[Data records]
* begin *

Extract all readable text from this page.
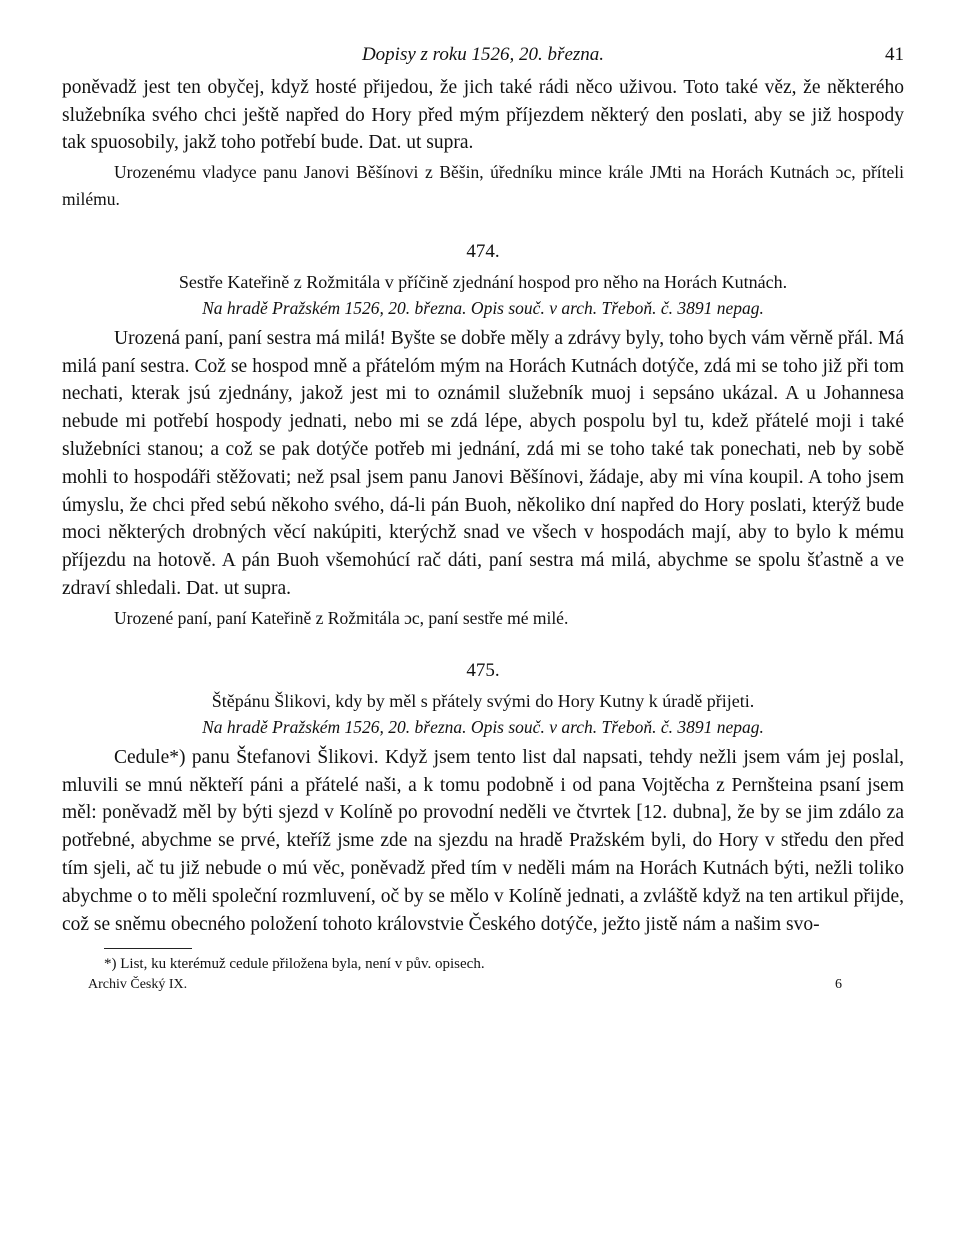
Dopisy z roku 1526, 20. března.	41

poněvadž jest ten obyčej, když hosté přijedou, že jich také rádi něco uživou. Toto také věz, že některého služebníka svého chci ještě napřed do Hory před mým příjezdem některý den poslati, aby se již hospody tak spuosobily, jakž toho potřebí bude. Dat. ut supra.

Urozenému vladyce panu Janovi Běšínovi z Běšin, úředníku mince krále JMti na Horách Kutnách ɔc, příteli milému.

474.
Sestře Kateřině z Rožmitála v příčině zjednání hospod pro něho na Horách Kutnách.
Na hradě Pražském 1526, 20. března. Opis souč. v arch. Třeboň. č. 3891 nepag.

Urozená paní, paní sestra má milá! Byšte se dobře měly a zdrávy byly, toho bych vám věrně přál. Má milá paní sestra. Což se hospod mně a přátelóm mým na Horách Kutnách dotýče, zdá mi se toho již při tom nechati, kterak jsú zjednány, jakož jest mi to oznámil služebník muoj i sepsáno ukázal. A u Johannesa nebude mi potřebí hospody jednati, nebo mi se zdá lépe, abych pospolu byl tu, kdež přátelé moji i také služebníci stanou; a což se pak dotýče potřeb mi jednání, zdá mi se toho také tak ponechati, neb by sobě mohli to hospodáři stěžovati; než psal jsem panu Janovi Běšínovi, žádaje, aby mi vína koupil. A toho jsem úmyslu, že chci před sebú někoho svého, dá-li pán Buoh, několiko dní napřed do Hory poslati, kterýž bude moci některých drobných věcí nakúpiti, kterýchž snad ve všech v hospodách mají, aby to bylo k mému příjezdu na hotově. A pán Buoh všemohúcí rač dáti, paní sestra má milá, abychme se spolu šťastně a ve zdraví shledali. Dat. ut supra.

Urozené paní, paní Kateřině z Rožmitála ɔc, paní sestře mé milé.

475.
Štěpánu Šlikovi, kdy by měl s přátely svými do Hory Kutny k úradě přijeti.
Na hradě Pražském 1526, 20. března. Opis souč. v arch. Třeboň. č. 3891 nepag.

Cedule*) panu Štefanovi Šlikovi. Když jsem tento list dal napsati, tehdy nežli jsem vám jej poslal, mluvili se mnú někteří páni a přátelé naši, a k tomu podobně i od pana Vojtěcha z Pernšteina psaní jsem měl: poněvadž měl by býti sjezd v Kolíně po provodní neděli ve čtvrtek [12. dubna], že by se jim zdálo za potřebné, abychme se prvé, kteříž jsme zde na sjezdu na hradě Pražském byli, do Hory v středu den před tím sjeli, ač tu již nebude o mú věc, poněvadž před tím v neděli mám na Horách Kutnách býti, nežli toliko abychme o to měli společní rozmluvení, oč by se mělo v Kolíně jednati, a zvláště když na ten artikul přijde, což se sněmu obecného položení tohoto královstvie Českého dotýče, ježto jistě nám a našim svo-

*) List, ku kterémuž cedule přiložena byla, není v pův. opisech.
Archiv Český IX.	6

* end *

* To do: Where a line of the data holds "Kateřině", show that line.

* Result below:
Sestře Kateřině z Rožmitála v příčině zjednání hospod pro něho na Horách Kutnách.
Urozené paní, paní Kateřině z Rožmitála ɔc, paní sestře mé milé.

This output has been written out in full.